--- What you have to do ---
Extract the full listing below without altering a single character.

--- Records to use ---
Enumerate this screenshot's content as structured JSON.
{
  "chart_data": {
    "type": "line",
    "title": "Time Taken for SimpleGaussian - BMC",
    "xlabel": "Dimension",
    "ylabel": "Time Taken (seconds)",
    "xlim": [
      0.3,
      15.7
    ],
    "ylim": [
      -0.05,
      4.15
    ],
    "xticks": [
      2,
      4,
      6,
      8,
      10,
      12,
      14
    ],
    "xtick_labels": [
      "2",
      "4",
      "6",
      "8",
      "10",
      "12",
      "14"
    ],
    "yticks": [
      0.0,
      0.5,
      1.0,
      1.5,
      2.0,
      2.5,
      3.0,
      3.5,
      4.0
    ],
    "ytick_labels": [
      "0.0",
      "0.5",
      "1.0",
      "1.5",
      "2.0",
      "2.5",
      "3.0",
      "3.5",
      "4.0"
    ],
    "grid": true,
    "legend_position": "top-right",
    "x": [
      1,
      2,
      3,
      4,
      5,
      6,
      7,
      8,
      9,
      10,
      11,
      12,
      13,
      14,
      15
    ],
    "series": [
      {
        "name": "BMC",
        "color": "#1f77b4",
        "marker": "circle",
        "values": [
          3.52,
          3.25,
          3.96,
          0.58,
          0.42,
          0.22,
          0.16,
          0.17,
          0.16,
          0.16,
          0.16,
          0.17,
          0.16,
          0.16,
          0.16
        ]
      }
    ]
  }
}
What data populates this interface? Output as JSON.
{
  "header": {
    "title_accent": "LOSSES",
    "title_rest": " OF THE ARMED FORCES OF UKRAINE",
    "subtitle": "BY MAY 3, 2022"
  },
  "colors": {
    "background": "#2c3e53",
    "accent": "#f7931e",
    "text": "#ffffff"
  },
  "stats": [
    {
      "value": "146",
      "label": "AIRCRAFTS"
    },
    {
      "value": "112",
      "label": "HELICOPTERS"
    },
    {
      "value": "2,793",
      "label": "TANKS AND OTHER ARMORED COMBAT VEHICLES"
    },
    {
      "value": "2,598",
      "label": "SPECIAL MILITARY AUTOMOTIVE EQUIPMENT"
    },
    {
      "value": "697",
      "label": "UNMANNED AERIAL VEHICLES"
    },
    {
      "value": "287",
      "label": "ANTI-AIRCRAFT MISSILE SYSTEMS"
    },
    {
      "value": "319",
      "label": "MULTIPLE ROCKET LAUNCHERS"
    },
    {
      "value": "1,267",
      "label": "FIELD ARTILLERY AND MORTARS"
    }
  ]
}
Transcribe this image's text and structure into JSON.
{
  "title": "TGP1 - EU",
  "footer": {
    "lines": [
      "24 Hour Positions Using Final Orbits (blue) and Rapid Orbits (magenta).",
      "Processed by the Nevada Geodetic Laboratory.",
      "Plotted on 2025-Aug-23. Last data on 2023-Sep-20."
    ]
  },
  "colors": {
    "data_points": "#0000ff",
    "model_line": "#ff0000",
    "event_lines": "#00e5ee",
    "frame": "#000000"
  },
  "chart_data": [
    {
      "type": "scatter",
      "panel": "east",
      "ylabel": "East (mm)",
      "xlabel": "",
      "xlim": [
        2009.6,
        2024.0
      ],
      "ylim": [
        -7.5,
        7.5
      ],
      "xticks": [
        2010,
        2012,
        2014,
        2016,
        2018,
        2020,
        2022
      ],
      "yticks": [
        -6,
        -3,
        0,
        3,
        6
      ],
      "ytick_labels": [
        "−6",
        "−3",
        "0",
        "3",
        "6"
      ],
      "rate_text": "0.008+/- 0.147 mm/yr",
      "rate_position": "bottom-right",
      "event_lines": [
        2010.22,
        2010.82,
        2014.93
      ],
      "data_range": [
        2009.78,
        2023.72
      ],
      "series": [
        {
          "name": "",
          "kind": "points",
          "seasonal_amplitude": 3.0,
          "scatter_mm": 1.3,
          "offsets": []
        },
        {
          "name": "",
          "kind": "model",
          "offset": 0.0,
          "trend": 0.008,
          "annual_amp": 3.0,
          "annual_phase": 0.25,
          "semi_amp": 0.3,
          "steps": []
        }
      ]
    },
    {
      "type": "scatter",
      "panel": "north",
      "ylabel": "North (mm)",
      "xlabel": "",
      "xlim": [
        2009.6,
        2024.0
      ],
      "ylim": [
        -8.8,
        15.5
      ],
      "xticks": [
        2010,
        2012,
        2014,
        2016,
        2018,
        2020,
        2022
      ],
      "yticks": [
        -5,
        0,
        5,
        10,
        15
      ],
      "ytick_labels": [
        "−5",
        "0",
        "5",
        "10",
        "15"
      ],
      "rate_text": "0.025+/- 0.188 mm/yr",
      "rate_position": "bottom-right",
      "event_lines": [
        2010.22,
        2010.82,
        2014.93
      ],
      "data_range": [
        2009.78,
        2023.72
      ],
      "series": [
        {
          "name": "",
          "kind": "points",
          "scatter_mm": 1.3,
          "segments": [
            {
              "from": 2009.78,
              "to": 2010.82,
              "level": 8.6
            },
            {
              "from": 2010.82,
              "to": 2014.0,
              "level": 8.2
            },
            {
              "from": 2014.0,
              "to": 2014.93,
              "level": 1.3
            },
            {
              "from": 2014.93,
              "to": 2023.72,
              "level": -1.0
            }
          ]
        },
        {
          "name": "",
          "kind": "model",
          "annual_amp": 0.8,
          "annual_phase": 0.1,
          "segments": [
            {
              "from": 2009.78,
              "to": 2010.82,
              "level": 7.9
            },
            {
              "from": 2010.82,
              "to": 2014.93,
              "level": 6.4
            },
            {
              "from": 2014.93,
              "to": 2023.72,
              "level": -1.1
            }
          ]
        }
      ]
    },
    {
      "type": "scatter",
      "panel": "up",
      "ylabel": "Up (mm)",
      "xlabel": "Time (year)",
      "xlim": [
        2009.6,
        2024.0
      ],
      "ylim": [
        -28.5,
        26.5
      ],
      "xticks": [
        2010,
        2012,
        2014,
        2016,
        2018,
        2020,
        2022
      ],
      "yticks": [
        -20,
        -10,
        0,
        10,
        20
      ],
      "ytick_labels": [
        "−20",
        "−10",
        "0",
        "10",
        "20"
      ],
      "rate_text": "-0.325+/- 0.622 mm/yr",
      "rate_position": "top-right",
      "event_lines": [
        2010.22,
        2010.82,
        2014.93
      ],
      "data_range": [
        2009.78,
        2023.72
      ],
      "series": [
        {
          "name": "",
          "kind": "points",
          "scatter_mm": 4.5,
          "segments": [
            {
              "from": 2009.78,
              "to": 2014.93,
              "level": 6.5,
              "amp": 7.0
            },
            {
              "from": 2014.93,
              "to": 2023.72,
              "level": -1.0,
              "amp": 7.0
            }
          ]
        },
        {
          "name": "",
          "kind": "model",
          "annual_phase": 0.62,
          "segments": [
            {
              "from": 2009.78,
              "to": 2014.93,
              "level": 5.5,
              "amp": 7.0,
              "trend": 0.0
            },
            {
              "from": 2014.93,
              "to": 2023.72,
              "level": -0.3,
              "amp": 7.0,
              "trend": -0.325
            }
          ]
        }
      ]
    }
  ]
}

--- Response to this task ---
Enumerate this screenshot's content as structured JSON.
{
  "chart_data": {
    "type": "line",
    "title": "Time Taken for SimpleGaussian - BMC",
    "xlabel": "Dimension",
    "ylabel": "Time Taken (seconds)",
    "xlim": [
      0.3,
      15.7
    ],
    "ylim": [
      -0.05,
      4.15
    ],
    "xticks": [
      2,
      4,
      6,
      8,
      10,
      12,
      14
    ],
    "xtick_labels": [
      "2",
      "4",
      "6",
      "8",
      "10",
      "12",
      "14"
    ],
    "yticks": [
      0.0,
      0.5,
      1.0,
      1.5,
      2.0,
      2.5,
      3.0,
      3.5,
      4.0
    ],
    "ytick_labels": [
      "0.0",
      "0.5",
      "1.0",
      "1.5",
      "2.0",
      "2.5",
      "3.0",
      "3.5",
      "4.0"
    ],
    "grid": true,
    "legend_position": "top-right",
    "x": [
      1,
      2,
      3,
      4,
      5,
      6,
      7,
      8,
      9,
      10,
      11,
      12,
      13,
      14,
      15
    ],
    "series": [
      {
        "name": "BMC",
        "color": "#1f77b4",
        "marker": "circle",
        "values": [
          3.52,
          3.25,
          3.96,
          0.58,
          0.42,
          0.22,
          0.16,
          0.17,
          0.16,
          0.16,
          0.16,
          0.17,
          0.16,
          0.16,
          0.16
        ]
      }
    ]
  }
}
What data populates this interface? Output as JSON.
{
  "header": {
    "title_accent": "LOSSES",
    "title_rest": " OF THE ARMED FORCES OF UKRAINE",
    "subtitle": "BY MAY 3, 2022"
  },
  "colors": {
    "background": "#2c3e53",
    "accent": "#f7931e",
    "text": "#ffffff"
  },
  "stats": [
    {
      "value": "146",
      "label": "AIRCRAFTS"
    },
    {
      "value": "112",
      "label": "HELICOPTERS"
    },
    {
      "value": "2,793",
      "label": "TANKS AND OTHER ARMORED COMBAT VEHICLES"
    },
    {
      "value": "2,598",
      "label": "SPECIAL MILITARY AUTOMOTIVE EQUIPMENT"
    },
    {
      "value": "697",
      "label": "UNMANNED AERIAL VEHICLES"
    },
    {
      "value": "287",
      "label": "ANTI-AIRCRAFT MISSILE SYSTEMS"
    },
    {
      "value": "319",
      "label": "MULTIPLE ROCKET LAUNCHERS"
    },
    {
      "value": "1,267",
      "label": "FIELD ARTILLERY AND MORTARS"
    }
  ]
}
Transcribe this image's text and structure into JSON.
{
  "title": "TGP1 - EU",
  "footer": {
    "lines": [
      "24 Hour Positions Using Final Orbits (blue) and Rapid Orbits (magenta).",
      "Processed by the Nevada Geodetic Laboratory.",
      "Plotted on 2025-Aug-23. Last data on 2023-Sep-20."
    ]
  },
  "colors": {
    "data_points": "#0000ff",
    "model_line": "#ff0000",
    "event_lines": "#00e5ee",
    "frame": "#000000"
  },
  "chart_data": [
    {
      "type": "scatter",
      "panel": "east",
      "ylabel": "East (mm)",
      "xlabel": "",
      "xlim": [
        2009.6,
        2024.0
      ],
      "ylim": [
        -7.5,
        7.5
      ],
      "xticks": [
        2010,
        2012,
        2014,
        2016,
        2018,
        2020,
        2022
      ],
      "yticks": [
        -6,
        -3,
        0,
        3,
        6
      ],
      "ytick_labels": [
        "−6",
        "−3",
        "0",
        "3",
        "6"
      ],
      "rate_text": "0.008+/- 0.147 mm/yr",
      "rate_position": "bottom-right",
      "event_lines": [
        2010.22,
        2010.82,
        2014.93
      ],
      "data_range": [
        2009.78,
        2023.72
      ],
      "series": [
        {
          "name": "",
          "kind": "points",
          "seasonal_amplitude": 3.0,
          "scatter_mm": 1.3,
          "offsets": []
        },
        {
          "name": "",
          "kind": "model",
          "offset": 0.0,
          "trend": 0.008,
          "annual_amp": 3.0,
          "annual_phase": 0.25,
          "semi_amp": 0.3,
          "steps": []
        }
      ]
    },
    {
      "type": "scatter",
      "panel": "north",
      "ylabel": "North (mm)",
      "xlabel": "",
      "xlim": [
        2009.6,
        2024.0
      ],
      "ylim": [
        -8.8,
        15.5
      ],
      "xticks": [
        2010,
        2012,
        2014,
        2016,
        2018,
        2020,
        2022
      ],
      "yticks": [
        -5,
        0,
        5,
        10,
        15
      ],
      "ytick_labels": [
        "−5",
        "0",
        "5",
        "10",
        "15"
      ],
      "rate_text": "0.025+/- 0.188 mm/yr",
      "rate_position": "bottom-right",
      "event_lines": [
        2010.22,
        2010.82,
        2014.93
      ],
      "data_range": [
        2009.78,
        2023.72
      ],
      "series": [
        {
          "name": "",
          "kind": "points",
          "scatter_mm": 1.3,
          "segments": [
            {
              "from": 2009.78,
              "to": 2010.82,
              "level": 8.6
            },
            {
              "from": 2010.82,
              "to": 2014.0,
              "level": 8.2
            },
            {
              "from": 2014.0,
              "to": 2014.93,
              "level": 1.3
            },
            {
              "from": 2014.93,
              "to": 2023.72,
              "level": -1.0
            }
          ]
        },
        {
          "name": "",
          "kind": "model",
          "annual_amp": 0.8,
          "annual_phase": 0.1,
          "segments": [
            {
              "from": 2009.78,
              "to": 2010.82,
              "level": 7.9
            },
            {
              "from": 2010.82,
              "to": 2014.93,
              "level": 6.4
            },
            {
              "from": 2014.93,
              "to": 2023.72,
              "level": -1.1
            }
          ]
        }
      ]
    },
    {
      "type": "scatter",
      "panel": "up",
      "ylabel": "Up (mm)",
      "xlabel": "Time (year)",
      "xlim": [
        2009.6,
        2024.0
      ],
      "ylim": [
        -28.5,
        26.5
      ],
      "xticks": [
        2010,
        2012,
        2014,
        2016,
        2018,
        2020,
        2022
      ],
      "yticks": [
        -20,
        -10,
        0,
        10,
        20
      ],
      "ytick_labels": [
        "−20",
        "−10",
        "0",
        "10",
        "20"
      ],
      "rate_text": "-0.325+/- 0.622 mm/yr",
      "rate_position": "top-right",
      "event_lines": [
        2010.22,
        2010.82,
        2014.93
      ],
      "data_range": [
        2009.78,
        2023.72
      ],
      "series": [
        {
          "name": "",
          "kind": "points",
          "scatter_mm": 4.5,
          "segments": [
            {
              "from": 2009.78,
              "to": 2014.93,
              "level": 6.5,
              "amp": 7.0
            },
            {
              "from": 2014.93,
              "to": 2023.72,
              "level": -1.0,
              "amp": 7.0
            }
          ]
        },
        {
          "name": "",
          "kind": "model",
          "annual_phase": 0.62,
          "segments": [
            {
              "from": 2009.78,
              "to": 2014.93,
              "level": 5.5,
              "amp": 7.0,
              "trend": 0.0
            },
            {
              "from": 2014.93,
              "to": 2023.72,
              "level": -0.3,
              "amp": 7.0,
              "trend": -0.325
            }
          ]
        }
      ]
    }
  ]
}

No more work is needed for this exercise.